• Data for this task:

————

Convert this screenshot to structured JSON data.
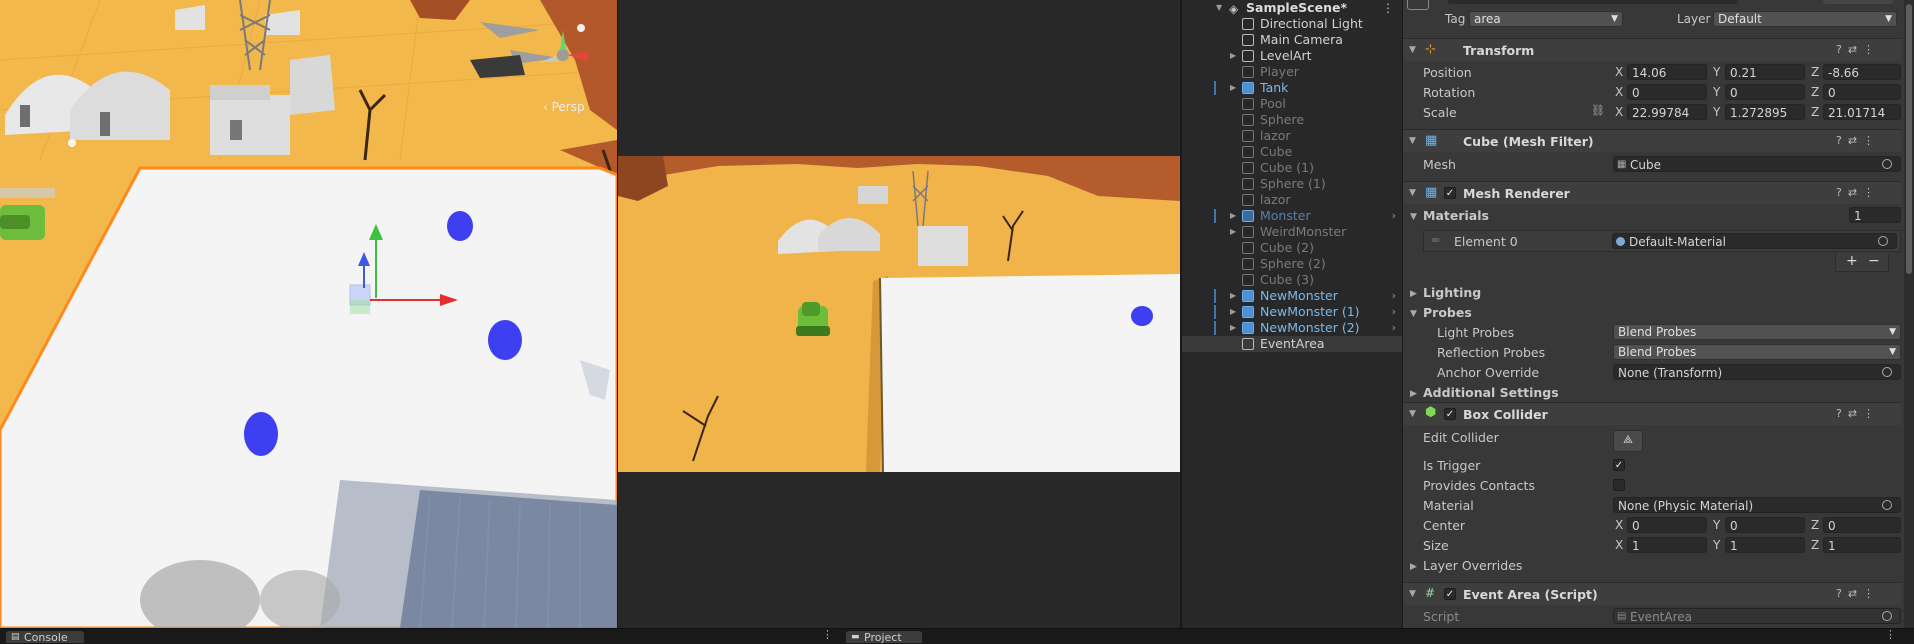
{
  "scene_view": {
    "persp_label": "‹ Persp"
  },
  "hierarchy": {
    "scene_name": "SampleScene*",
    "items": [
      {
        "label": "Directional Light",
        "style": "norm",
        "arrow": false
      },
      {
        "label": "Main Camera",
        "style": "norm",
        "arrow": false
      },
      {
        "label": "LevelArt",
        "style": "norm",
        "arrow": true
      },
      {
        "label": "Player",
        "style": "dim",
        "arrow": false
      },
      {
        "label": "Tank",
        "style": "prefab",
        "arrow": true,
        "marked": true
      },
      {
        "label": "Pool",
        "style": "dim",
        "arrow": false
      },
      {
        "label": "Sphere",
        "style": "dim",
        "arrow": false
      },
      {
        "label": "lazor",
        "style": "dim",
        "arrow": false
      },
      {
        "label": "Cube",
        "style": "dim",
        "arrow": false
      },
      {
        "label": "Cube (1)",
        "style": "dim",
        "arrow": false
      },
      {
        "label": "Sphere (1)",
        "style": "dim",
        "arrow": false
      },
      {
        "label": "lazor",
        "style": "dim",
        "arrow": false
      },
      {
        "label": "Monster",
        "style": "prefab-dim",
        "arrow": true,
        "marked": true,
        "chevron": true
      },
      {
        "label": "WeirdMonster",
        "style": "dim",
        "arrow": true
      },
      {
        "label": "Cube (2)",
        "style": "dim",
        "arrow": false
      },
      {
        "label": "Sphere (2)",
        "style": "dim",
        "arrow": false
      },
      {
        "label": "Cube (3)",
        "style": "dim",
        "arrow": false
      },
      {
        "label": "NewMonster",
        "style": "prefab",
        "arrow": true,
        "marked": true,
        "chevron": true
      },
      {
        "label": "NewMonster (1)",
        "style": "prefab",
        "arrow": true,
        "marked": true,
        "chevron": true
      },
      {
        "label": "NewMonster (2)",
        "style": "prefab",
        "arrow": true,
        "marked": true,
        "chevron": true
      },
      {
        "label": "EventArea",
        "style": "norm",
        "arrow": false,
        "selected": true
      }
    ]
  },
  "inspector": {
    "top": {
      "tag_label": "Tag",
      "tag_value": "area",
      "layer_label": "Layer",
      "layer_value": "Default"
    },
    "transform": {
      "title": "Transform",
      "position_label": "Position",
      "position": {
        "x": "14.06",
        "y": "0.21",
        "z": "-8.66"
      },
      "rotation_label": "Rotation",
      "rotation": {
        "x": "0",
        "y": "0",
        "z": "0"
      },
      "scale_label": "Scale",
      "scale": {
        "x": "22.99784",
        "y": "1.272895",
        "z": "21.01714"
      }
    },
    "mesh_filter": {
      "title": "Cube (Mesh Filter)",
      "mesh_label": "Mesh",
      "mesh_value": "Cube"
    },
    "mesh_renderer": {
      "title": "Mesh Renderer",
      "materials_label": "Materials",
      "materials_count": "1",
      "element0_label": "Element 0",
      "element0_value": "Default-Material",
      "plus": "+",
      "minus": "−",
      "lighting_label": "Lighting",
      "probes_label": "Probes",
      "light_probes_label": "Light Probes",
      "light_probes_value": "Blend Probes",
      "reflection_probes_label": "Reflection Probes",
      "reflection_probes_value": "Blend Probes",
      "anchor_override_label": "Anchor Override",
      "anchor_override_value": "None (Transform)",
      "additional_settings_label": "Additional Settings"
    },
    "box_collider": {
      "title": "Box Collider",
      "edit_collider_label": "Edit Collider",
      "is_trigger_label": "Is Trigger",
      "is_trigger": true,
      "provides_contacts_label": "Provides Contacts",
      "provides_contacts": false,
      "material_label": "Material",
      "material_value": "None (Physic Material)",
      "center_label": "Center",
      "center": {
        "x": "0",
        "y": "0",
        "z": "0"
      },
      "size_label": "Size",
      "size": {
        "x": "1",
        "y": "1",
        "z": "1"
      },
      "layer_overrides_label": "Layer Overrides"
    },
    "event_area": {
      "title": "Event Area (Script)",
      "script_label": "Script",
      "script_value": "EventArea"
    }
  },
  "bottom_tabs": {
    "console": "Console",
    "project": "Project"
  },
  "colors": {
    "selection": "#3a3a3a",
    "prefab": "#7bb7f0",
    "accent_orange": "#ff8a1c",
    "ground": "#f2b84b"
  }
}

————

• Task brief:
Return solely the number of lines in the data that include the word "Cube".

• Exercise output:
6